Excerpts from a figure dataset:
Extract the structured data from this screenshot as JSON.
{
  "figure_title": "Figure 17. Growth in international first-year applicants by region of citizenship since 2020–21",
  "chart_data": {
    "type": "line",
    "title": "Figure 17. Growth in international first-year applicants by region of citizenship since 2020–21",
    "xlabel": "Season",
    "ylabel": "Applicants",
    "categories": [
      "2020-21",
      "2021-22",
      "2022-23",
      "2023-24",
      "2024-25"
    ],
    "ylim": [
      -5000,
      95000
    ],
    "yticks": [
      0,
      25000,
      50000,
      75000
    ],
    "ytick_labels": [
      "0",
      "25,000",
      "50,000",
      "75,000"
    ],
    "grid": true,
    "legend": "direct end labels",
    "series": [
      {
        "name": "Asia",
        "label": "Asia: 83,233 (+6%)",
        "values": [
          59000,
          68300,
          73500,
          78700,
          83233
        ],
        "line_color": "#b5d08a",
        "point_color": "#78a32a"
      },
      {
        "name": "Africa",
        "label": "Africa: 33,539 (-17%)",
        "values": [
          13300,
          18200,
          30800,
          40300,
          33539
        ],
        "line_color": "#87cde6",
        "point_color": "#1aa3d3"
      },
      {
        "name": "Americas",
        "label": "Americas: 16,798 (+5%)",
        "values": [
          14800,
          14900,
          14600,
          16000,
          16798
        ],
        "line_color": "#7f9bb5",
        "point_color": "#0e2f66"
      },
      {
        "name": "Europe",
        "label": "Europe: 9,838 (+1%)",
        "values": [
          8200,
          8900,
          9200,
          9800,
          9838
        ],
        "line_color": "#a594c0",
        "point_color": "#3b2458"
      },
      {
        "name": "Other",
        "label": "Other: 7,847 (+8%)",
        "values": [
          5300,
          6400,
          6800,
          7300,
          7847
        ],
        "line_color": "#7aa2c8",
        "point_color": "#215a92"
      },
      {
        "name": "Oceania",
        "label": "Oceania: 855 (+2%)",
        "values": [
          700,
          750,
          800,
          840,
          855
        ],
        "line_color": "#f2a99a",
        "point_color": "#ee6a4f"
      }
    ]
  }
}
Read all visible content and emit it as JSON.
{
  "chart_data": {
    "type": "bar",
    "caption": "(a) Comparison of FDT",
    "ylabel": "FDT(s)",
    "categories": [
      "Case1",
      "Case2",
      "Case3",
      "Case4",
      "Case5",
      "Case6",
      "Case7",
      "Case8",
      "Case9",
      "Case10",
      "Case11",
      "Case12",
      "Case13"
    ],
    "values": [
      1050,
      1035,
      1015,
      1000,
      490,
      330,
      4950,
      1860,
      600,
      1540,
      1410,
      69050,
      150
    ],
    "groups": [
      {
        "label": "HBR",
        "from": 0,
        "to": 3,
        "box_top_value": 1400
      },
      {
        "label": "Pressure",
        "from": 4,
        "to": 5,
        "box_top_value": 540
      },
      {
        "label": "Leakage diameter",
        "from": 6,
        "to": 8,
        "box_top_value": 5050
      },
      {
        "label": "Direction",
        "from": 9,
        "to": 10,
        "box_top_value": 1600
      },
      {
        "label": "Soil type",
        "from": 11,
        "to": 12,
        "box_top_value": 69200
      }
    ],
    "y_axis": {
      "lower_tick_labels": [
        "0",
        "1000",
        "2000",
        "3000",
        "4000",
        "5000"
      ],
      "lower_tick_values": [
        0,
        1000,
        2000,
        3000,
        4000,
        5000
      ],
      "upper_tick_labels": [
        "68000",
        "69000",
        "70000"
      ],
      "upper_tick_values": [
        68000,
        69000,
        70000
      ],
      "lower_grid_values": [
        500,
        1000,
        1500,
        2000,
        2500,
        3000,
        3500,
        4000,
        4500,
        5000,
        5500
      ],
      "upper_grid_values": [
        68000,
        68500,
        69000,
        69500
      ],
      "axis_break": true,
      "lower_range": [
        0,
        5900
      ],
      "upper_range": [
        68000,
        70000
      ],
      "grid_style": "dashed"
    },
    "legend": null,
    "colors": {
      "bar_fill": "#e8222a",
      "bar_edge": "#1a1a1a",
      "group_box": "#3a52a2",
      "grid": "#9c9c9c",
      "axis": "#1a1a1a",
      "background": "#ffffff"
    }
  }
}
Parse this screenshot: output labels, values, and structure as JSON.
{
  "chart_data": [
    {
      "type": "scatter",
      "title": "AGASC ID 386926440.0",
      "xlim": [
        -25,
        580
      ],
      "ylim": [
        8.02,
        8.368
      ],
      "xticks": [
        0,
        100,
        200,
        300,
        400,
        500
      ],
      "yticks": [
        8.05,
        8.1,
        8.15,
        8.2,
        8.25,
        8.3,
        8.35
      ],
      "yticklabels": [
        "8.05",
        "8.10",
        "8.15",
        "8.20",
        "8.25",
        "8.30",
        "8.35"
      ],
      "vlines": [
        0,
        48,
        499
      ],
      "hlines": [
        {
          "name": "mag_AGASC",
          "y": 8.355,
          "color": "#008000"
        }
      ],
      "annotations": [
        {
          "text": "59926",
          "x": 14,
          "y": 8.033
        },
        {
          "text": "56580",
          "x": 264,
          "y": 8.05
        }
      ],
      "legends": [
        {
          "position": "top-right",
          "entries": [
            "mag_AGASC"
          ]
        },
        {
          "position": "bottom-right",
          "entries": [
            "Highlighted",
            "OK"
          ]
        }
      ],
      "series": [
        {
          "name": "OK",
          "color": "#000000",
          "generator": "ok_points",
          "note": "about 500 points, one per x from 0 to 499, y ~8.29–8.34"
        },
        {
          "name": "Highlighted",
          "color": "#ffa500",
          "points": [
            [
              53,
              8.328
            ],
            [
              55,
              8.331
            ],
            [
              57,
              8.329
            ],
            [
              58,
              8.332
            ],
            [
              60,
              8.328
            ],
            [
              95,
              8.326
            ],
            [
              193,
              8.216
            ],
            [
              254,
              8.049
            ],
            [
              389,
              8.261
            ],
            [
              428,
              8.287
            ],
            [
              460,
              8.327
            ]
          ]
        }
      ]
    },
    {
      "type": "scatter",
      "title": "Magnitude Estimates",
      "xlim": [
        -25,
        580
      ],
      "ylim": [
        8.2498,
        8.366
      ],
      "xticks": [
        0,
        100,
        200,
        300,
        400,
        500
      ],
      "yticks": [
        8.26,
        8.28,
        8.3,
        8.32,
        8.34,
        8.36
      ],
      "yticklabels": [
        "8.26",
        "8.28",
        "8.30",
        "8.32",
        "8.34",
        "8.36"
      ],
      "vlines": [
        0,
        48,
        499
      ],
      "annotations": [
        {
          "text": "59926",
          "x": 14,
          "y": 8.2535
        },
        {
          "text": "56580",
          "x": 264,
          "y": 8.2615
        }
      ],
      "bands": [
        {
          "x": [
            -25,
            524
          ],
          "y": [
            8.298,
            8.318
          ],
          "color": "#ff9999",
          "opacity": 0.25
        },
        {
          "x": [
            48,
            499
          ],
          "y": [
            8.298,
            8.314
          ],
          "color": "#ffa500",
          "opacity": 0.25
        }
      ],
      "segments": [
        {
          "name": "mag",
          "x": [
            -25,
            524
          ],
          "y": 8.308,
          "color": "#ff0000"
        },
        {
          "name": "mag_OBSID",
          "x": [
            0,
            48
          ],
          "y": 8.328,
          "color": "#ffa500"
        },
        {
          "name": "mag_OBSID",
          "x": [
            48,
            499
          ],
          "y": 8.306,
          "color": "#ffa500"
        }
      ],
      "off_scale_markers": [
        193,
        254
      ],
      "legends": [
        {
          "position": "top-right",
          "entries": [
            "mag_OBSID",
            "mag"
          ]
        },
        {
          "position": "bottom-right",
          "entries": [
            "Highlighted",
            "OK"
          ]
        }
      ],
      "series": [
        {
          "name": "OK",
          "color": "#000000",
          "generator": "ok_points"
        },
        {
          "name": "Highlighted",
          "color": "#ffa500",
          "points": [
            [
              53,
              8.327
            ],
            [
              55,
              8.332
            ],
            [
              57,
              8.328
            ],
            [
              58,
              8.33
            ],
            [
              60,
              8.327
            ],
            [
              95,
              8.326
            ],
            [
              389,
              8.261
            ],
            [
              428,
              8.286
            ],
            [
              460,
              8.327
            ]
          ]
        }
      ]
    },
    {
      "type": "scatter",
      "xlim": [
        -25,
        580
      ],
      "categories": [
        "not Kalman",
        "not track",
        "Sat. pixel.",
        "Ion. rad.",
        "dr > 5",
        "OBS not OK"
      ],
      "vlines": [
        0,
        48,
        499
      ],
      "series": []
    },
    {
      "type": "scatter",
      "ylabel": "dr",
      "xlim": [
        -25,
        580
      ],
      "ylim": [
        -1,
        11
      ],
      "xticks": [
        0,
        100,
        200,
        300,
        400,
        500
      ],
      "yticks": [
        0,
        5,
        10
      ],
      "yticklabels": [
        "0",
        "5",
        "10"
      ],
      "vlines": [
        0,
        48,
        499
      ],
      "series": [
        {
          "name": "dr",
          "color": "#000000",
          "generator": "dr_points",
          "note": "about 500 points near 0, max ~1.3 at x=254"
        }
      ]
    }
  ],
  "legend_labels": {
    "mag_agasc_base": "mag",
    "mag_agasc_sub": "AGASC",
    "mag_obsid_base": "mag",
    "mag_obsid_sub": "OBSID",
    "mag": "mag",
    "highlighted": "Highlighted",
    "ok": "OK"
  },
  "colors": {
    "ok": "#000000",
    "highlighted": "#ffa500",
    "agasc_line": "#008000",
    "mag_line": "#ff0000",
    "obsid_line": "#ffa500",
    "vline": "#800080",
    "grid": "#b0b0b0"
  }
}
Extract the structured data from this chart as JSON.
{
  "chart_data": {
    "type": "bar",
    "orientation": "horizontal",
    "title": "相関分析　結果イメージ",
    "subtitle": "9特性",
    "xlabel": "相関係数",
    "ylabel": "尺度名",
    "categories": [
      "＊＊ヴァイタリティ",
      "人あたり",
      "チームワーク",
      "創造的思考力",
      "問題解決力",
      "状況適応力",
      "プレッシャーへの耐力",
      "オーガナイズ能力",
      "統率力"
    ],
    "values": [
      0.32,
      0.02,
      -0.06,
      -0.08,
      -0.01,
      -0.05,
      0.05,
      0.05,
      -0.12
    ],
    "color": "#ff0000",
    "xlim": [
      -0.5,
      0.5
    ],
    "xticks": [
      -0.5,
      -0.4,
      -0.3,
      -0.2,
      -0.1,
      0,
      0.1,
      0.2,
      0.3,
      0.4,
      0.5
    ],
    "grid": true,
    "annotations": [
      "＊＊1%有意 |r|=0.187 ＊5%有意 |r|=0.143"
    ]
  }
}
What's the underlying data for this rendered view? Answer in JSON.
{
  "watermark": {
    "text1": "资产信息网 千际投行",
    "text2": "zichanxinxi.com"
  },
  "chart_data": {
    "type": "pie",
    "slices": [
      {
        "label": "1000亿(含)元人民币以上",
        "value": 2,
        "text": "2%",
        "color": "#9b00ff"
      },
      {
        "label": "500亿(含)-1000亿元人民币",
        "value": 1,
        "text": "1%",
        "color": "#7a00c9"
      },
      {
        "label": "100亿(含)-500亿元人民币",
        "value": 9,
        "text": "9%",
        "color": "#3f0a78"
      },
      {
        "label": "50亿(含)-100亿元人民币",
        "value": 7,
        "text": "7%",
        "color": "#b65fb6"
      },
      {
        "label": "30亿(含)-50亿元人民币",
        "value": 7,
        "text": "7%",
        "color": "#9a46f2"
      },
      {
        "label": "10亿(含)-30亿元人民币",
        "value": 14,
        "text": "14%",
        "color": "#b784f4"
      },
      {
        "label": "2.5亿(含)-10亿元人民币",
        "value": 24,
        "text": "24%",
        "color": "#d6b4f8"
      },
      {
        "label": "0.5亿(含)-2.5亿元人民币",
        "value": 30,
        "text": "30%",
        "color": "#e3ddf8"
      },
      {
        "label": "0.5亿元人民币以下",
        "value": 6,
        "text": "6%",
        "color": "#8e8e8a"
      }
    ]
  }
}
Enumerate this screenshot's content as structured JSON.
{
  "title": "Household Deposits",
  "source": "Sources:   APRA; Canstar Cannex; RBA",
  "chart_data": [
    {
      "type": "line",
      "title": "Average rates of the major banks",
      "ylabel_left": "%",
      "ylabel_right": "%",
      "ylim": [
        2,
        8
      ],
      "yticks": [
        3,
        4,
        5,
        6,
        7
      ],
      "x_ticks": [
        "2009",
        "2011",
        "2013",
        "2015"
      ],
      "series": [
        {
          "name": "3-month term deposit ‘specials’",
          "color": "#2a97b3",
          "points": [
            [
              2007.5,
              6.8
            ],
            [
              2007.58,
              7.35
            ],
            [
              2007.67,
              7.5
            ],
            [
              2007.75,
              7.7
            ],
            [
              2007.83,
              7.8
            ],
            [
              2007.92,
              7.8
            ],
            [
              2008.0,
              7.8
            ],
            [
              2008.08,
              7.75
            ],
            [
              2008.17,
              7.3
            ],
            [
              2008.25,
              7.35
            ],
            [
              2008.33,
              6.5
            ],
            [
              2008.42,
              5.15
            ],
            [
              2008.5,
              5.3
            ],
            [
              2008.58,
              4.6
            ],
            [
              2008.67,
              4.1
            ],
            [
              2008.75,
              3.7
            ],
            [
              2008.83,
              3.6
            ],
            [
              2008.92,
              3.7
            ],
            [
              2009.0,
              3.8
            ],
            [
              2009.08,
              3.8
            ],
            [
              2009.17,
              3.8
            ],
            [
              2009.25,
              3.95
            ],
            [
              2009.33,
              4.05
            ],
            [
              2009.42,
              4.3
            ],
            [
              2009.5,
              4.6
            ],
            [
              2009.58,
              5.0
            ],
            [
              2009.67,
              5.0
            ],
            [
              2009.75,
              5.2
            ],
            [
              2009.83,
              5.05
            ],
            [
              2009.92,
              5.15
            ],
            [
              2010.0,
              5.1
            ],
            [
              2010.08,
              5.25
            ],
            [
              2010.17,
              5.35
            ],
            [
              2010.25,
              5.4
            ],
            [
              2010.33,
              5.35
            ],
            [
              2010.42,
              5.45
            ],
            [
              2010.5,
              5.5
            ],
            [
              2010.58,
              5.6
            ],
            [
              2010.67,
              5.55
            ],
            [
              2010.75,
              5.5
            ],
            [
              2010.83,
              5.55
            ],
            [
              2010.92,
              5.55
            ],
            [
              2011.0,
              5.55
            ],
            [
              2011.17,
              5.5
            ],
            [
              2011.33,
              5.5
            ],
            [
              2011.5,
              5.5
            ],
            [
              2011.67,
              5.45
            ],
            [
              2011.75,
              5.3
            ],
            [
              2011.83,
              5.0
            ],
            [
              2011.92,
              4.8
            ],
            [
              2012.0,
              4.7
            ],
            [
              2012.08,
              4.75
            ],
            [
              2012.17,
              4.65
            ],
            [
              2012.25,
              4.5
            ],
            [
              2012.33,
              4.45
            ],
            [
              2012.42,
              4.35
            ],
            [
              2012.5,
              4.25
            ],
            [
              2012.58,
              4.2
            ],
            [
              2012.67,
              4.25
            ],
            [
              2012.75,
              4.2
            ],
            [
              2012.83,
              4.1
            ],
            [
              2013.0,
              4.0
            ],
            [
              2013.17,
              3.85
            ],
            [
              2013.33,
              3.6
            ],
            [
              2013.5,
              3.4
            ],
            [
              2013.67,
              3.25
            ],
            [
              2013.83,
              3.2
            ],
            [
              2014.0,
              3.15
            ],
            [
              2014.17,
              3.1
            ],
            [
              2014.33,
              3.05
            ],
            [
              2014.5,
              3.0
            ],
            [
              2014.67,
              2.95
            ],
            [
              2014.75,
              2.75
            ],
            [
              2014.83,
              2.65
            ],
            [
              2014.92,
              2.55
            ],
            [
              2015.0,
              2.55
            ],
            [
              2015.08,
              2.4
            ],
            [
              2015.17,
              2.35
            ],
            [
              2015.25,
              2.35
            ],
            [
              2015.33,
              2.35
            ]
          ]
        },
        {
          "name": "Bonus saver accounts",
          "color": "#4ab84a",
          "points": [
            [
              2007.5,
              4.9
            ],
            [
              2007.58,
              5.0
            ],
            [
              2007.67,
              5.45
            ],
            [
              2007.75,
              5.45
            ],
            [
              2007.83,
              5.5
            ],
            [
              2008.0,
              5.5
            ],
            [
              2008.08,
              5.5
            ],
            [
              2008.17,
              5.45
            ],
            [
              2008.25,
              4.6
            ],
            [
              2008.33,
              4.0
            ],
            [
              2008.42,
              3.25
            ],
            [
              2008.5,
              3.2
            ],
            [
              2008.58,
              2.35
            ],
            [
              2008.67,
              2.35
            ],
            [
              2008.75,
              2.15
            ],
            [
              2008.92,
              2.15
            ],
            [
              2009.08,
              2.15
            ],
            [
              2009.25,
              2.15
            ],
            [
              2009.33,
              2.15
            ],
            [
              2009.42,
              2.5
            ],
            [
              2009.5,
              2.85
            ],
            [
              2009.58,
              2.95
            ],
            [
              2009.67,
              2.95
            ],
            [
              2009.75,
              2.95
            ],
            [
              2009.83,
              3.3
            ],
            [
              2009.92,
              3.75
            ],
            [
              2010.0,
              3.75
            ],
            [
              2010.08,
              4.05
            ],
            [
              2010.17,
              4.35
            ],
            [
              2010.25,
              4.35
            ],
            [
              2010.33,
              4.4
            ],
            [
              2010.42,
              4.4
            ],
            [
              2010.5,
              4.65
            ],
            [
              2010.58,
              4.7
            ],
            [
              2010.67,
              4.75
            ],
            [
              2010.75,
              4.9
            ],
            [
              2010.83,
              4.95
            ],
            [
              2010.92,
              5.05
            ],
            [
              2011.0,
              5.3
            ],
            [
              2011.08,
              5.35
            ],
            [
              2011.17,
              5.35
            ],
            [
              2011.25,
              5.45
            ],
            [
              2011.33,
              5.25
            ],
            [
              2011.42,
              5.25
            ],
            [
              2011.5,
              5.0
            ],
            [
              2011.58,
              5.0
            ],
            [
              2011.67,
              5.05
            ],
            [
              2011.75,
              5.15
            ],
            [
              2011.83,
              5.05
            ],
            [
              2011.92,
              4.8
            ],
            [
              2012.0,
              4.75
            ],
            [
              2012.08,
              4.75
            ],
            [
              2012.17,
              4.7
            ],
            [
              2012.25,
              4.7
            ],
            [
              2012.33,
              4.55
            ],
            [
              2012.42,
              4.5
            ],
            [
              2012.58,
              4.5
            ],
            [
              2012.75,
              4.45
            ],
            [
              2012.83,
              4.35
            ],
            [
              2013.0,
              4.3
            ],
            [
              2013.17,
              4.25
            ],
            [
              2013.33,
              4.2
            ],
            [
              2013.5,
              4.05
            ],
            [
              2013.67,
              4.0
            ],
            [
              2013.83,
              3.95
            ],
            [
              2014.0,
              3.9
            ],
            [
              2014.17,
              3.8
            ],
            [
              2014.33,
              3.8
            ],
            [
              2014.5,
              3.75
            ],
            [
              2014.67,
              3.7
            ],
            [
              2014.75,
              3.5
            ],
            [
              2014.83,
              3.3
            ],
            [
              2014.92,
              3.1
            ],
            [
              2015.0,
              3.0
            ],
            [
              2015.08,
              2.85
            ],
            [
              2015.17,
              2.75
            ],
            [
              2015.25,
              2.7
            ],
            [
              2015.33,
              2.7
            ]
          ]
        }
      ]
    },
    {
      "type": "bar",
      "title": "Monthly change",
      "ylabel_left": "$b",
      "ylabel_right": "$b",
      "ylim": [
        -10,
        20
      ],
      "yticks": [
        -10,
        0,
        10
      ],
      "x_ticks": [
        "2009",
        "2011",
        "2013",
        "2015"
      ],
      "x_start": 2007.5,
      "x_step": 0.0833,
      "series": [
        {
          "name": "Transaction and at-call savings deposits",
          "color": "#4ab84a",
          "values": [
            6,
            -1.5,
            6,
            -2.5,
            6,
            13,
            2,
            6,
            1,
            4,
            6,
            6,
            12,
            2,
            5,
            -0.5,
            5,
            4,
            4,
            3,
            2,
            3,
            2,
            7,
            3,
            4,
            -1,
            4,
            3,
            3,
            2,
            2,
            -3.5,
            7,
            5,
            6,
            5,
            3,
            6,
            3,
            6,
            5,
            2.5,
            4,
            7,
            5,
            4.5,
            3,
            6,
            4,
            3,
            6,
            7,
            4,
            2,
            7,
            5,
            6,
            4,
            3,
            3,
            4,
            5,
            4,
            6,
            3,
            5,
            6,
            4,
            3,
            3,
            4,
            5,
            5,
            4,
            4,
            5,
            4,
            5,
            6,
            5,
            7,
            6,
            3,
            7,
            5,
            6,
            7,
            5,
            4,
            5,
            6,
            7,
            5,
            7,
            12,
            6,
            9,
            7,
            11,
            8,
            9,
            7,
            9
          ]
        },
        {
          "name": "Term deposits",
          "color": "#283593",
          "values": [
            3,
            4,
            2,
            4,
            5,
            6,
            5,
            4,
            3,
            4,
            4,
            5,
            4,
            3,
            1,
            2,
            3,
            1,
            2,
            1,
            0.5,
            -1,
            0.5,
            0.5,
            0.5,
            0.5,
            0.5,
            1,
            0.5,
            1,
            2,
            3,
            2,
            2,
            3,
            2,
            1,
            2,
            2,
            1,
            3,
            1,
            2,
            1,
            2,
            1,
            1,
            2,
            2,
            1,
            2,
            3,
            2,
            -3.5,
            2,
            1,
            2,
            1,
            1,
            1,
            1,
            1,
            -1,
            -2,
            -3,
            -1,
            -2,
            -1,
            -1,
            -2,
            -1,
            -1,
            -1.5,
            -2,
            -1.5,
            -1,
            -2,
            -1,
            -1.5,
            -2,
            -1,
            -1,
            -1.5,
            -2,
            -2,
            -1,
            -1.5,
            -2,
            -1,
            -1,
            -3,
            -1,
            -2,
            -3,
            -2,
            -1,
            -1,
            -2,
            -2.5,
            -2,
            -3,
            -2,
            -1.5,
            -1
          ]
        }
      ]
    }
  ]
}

- _JOB_: In the records, locate each line holding the string "region" and copy it.

- _COMPLETE RESPONSE_:
  "figure_title": "Figure 17. Growth in international first-year applicants by region of citizenship since 2020–21",
    "title": "Figure 17. Growth in international first-year applicants by region of citizenship since 2020–21",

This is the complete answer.